DIRECTIONS FOR THIS TASK — Each line of the material below that holds the word "image" needs to be copied.

MATERIAL FOR THIS TASK —
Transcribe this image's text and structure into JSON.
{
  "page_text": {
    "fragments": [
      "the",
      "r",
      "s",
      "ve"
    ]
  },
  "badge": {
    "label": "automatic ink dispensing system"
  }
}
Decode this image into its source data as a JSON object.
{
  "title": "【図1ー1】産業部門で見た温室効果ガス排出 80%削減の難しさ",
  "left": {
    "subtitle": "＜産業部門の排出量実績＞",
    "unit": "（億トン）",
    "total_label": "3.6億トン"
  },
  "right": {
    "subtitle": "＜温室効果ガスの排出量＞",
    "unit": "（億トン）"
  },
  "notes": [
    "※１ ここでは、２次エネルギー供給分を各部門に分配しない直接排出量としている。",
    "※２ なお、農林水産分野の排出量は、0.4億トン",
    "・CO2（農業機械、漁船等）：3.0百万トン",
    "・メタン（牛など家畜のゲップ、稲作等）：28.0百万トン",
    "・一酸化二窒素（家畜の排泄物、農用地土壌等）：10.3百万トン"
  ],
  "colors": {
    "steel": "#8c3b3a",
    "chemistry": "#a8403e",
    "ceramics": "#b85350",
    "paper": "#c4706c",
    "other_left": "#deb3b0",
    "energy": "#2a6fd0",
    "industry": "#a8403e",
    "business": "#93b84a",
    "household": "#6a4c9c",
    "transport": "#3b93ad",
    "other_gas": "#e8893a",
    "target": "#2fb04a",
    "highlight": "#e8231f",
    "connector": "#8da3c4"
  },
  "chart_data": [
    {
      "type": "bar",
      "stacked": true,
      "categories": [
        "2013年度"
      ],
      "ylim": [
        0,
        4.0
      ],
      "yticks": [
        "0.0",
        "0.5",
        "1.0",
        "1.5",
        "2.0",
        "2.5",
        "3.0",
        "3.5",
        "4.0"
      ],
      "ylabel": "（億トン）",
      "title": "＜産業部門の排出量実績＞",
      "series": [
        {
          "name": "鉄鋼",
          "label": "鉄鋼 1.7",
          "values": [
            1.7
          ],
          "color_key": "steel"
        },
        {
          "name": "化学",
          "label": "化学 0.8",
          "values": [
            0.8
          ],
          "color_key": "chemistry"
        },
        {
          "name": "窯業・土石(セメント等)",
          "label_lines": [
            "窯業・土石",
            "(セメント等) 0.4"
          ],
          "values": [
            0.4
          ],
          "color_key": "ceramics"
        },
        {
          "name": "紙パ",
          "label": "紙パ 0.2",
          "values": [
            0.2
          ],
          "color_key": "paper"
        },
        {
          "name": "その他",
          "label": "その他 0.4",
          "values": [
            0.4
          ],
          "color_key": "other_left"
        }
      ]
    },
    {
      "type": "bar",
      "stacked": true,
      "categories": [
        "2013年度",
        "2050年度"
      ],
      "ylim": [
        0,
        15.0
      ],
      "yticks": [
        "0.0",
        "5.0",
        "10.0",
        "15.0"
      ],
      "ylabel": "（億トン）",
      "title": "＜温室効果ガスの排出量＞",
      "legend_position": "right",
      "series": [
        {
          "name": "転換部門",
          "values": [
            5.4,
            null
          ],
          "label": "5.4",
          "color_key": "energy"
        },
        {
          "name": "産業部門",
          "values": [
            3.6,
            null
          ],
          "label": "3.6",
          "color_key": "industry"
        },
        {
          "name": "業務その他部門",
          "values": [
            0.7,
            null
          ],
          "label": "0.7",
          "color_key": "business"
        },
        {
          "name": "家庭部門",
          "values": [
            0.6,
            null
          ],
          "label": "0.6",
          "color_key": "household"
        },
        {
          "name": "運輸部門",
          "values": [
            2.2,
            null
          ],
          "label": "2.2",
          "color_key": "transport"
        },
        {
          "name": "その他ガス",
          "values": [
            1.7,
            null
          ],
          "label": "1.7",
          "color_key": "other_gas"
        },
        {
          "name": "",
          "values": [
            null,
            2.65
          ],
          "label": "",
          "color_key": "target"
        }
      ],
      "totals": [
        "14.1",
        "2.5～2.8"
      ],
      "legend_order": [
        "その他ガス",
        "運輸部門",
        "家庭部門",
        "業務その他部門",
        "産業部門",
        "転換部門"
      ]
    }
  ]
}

REPLY —
Transcribe this image's text and structure into JSON.
Decode this image into its source data as a JSON object.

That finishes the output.